■ Given problem ■
Restate the records below word for word.

:::

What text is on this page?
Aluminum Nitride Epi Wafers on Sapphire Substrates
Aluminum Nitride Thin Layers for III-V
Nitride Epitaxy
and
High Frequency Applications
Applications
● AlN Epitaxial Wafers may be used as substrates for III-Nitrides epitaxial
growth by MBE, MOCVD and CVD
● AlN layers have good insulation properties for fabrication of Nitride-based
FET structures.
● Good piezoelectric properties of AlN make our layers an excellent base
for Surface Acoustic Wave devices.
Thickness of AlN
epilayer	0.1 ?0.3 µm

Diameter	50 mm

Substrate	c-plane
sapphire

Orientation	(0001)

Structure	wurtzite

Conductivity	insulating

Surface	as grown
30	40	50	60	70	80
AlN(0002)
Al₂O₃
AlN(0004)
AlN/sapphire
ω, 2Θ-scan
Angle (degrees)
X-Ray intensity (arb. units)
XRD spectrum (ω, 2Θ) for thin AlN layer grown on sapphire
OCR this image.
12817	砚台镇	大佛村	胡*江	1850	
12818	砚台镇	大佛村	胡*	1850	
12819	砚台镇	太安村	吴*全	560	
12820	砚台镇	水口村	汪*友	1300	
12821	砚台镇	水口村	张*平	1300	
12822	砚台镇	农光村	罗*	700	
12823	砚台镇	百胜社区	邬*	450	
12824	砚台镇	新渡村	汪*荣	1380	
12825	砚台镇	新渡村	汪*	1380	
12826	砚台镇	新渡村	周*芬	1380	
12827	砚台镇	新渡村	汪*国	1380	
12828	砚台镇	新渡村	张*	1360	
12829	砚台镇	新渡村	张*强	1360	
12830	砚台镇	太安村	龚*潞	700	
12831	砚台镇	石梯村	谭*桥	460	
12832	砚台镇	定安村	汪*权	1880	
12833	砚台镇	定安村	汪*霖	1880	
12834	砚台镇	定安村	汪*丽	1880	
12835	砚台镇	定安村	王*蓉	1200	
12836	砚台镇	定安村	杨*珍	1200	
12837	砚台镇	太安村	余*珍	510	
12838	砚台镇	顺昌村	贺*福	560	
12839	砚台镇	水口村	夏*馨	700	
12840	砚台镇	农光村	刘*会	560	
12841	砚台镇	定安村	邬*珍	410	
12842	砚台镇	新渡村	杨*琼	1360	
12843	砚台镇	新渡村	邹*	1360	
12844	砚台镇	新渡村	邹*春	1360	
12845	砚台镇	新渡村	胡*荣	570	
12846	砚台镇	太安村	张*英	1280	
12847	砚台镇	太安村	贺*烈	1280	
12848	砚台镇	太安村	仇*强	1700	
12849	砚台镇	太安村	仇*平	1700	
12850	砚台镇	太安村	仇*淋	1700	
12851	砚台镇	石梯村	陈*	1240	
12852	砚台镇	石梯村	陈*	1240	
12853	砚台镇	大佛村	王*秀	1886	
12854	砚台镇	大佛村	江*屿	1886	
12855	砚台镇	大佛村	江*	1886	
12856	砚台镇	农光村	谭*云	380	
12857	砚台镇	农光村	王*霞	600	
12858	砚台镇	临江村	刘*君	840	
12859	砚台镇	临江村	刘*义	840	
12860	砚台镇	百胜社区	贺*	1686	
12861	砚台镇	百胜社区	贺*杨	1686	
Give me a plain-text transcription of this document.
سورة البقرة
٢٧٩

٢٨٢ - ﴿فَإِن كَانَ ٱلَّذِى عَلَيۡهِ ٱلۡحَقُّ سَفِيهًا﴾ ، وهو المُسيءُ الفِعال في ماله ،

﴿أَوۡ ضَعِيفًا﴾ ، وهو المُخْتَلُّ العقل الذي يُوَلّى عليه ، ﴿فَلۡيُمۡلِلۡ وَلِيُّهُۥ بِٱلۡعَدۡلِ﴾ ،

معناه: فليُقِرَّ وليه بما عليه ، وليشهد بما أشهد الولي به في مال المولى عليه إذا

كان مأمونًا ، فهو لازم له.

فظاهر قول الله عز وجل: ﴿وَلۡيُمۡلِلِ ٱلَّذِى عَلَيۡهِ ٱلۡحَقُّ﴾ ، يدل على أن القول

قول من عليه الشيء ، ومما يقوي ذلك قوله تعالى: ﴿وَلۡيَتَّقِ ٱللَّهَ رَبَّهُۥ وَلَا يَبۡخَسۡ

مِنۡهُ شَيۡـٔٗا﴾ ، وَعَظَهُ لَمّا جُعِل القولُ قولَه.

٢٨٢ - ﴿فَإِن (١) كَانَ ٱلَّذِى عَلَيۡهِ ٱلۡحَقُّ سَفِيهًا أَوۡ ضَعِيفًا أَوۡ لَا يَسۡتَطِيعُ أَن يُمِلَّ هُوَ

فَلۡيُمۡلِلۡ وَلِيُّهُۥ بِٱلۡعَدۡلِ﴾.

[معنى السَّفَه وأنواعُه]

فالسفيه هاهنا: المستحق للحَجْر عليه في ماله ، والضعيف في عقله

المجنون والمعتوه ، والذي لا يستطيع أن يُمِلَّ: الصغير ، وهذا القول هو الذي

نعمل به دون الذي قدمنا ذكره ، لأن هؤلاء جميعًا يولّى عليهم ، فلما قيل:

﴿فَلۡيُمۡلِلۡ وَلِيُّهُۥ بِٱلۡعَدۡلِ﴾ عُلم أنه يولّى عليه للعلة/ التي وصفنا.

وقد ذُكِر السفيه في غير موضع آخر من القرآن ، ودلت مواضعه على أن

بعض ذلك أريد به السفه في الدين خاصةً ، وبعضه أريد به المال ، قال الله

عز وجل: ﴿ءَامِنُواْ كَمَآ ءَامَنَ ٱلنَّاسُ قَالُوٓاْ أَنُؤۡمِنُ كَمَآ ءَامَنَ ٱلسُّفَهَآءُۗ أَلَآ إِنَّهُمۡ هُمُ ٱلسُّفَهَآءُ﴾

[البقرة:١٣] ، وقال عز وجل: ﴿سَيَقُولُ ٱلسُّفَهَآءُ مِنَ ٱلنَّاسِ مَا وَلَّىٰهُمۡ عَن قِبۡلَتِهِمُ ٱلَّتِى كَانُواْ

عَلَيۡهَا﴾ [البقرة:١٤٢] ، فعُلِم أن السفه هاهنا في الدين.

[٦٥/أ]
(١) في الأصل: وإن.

:::

■ Full answer ■
What text is on this page?
Aluminum Nitride Epi Wafers on Sapphire Substrates
Aluminum Nitride Thin Layers for III-V
Nitride Epitaxy
and
High Frequency Applications
Applications
● AlN Epitaxial Wafers may be used as substrates for III-Nitrides epitaxial
growth by MBE, MOCVD and CVD
● AlN layers have good insulation properties for fabrication of Nitride-based
FET structures.
● Good piezoelectric properties of AlN make our layers an excellent base
for Surface Acoustic Wave devices.
Thickness of AlN
epilayer	0.1 ?0.3 µm

Diameter	50 mm

Substrate	c-plane
sapphire

Orientation	(0001)

Structure	wurtzite

Conductivity	insulating

Surface	as grown
30	40	50	60	70	80
AlN(0002)
Al₂O₃
AlN(0004)
AlN/sapphire
ω, 2Θ-scan
Angle (degrees)
X-Ray intensity (arb. units)
XRD spectrum (ω, 2Θ) for thin AlN layer grown on sapphire
OCR this image.
12817	砚台镇	大佛村	胡*江	1850	
12818	砚台镇	大佛村	胡*	1850	
12819	砚台镇	太安村	吴*全	560	
12820	砚台镇	水口村	汪*友	1300	
12821	砚台镇	水口村	张*平	1300	
12822	砚台镇	农光村	罗*	700	
12823	砚台镇	百胜社区	邬*	450	
12824	砚台镇	新渡村	汪*荣	1380	
12825	砚台镇	新渡村	汪*	1380	
12826	砚台镇	新渡村	周*芬	1380	
12827	砚台镇	新渡村	汪*国	1380	
12828	砚台镇	新渡村	张*	1360	
12829	砚台镇	新渡村	张*强	1360	
12830	砚台镇	太安村	龚*潞	700	
12831	砚台镇	石梯村	谭*桥	460	
12832	砚台镇	定安村	汪*权	1880	
12833	砚台镇	定安村	汪*霖	1880	
12834	砚台镇	定安村	汪*丽	1880	
12835	砚台镇	定安村	王*蓉	1200	
12836	砚台镇	定安村	杨*珍	1200	
12837	砚台镇	太安村	余*珍	510	
12838	砚台镇	顺昌村	贺*福	560	
12839	砚台镇	水口村	夏*馨	700	
12840	砚台镇	农光村	刘*会	560	
12841	砚台镇	定安村	邬*珍	410	
12842	砚台镇	新渡村	杨*琼	1360	
12843	砚台镇	新渡村	邹*	1360	
12844	砚台镇	新渡村	邹*春	1360	
12845	砚台镇	新渡村	胡*荣	570	
12846	砚台镇	太安村	张*英	1280	
12847	砚台镇	太安村	贺*烈	1280	
12848	砚台镇	太安村	仇*强	1700	
12849	砚台镇	太安村	仇*平	1700	
12850	砚台镇	太安村	仇*淋	1700	
12851	砚台镇	石梯村	陈*	1240	
12852	砚台镇	石梯村	陈*	1240	
12853	砚台镇	大佛村	王*秀	1886	
12854	砚台镇	大佛村	江*屿	1886	
12855	砚台镇	大佛村	江*	1886	
12856	砚台镇	农光村	谭*云	380	
12857	砚台镇	农光村	王*霞	600	
12858	砚台镇	临江村	刘*君	840	
12859	砚台镇	临江村	刘*义	840	
12860	砚台镇	百胜社区	贺*	1686	
12861	砚台镇	百胜社区	贺*杨	1686	
Give me a plain-text transcription of this document.
سورة البقرة
٢٧٩

٢٨٢ - ﴿فَإِن كَانَ ٱلَّذِى عَلَيۡهِ ٱلۡحَقُّ سَفِيهًا﴾ ، وهو المُسيءُ الفِعال في ماله ،

﴿أَوۡ ضَعِيفًا﴾ ، وهو المُخْتَلُّ العقل الذي يُوَلّى عليه ، ﴿فَلۡيُمۡلِلۡ وَلِيُّهُۥ بِٱلۡعَدۡلِ﴾ ،

معناه: فليُقِرَّ وليه بما عليه ، وليشهد بما أشهد الولي به في مال المولى عليه إذا

كان مأمونًا ، فهو لازم له.

فظاهر قول الله عز وجل: ﴿وَلۡيُمۡلِلِ ٱلَّذِى عَلَيۡهِ ٱلۡحَقُّ﴾ ، يدل على أن القول

قول من عليه الشيء ، ومما يقوي ذلك قوله تعالى: ﴿وَلۡيَتَّقِ ٱللَّهَ رَبَّهُۥ وَلَا يَبۡخَسۡ

مِنۡهُ شَيۡـٔٗا﴾ ، وَعَظَهُ لَمّا جُعِل القولُ قولَه.

٢٨٢ - ﴿فَإِن (١) كَانَ ٱلَّذِى عَلَيۡهِ ٱلۡحَقُّ سَفِيهًا أَوۡ ضَعِيفًا أَوۡ لَا يَسۡتَطِيعُ أَن يُمِلَّ هُوَ

فَلۡيُمۡلِلۡ وَلِيُّهُۥ بِٱلۡعَدۡلِ﴾.

[معنى السَّفَه وأنواعُه]

فالسفيه هاهنا: المستحق للحَجْر عليه في ماله ، والضعيف في عقله

المجنون والمعتوه ، والذي لا يستطيع أن يُمِلَّ: الصغير ، وهذا القول هو الذي

نعمل به دون الذي قدمنا ذكره ، لأن هؤلاء جميعًا يولّى عليهم ، فلما قيل:

﴿فَلۡيُمۡلِلۡ وَلِيُّهُۥ بِٱلۡعَدۡلِ﴾ عُلم أنه يولّى عليه للعلة/ التي وصفنا.

وقد ذُكِر السفيه في غير موضع آخر من القرآن ، ودلت مواضعه على أن

بعض ذلك أريد به السفه في الدين خاصةً ، وبعضه أريد به المال ، قال الله

عز وجل: ﴿ءَامِنُواْ كَمَآ ءَامَنَ ٱلنَّاسُ قَالُوٓاْ أَنُؤۡمِنُ كَمَآ ءَامَنَ ٱلسُّفَهَآءُۗ أَلَآ إِنَّهُمۡ هُمُ ٱلسُّفَهَآءُ﴾

[البقرة:١٣] ، وقال عز وجل: ﴿سَيَقُولُ ٱلسُّفَهَآءُ مِنَ ٱلنَّاسِ مَا وَلَّىٰهُمۡ عَن قِبۡلَتِهِمُ ٱلَّتِى كَانُواْ

عَلَيۡهَا﴾ [البقرة:١٤٢] ، فعُلِم أن السفه هاهنا في الدين.

[٦٥/أ]
(١) في الأصل: وإن.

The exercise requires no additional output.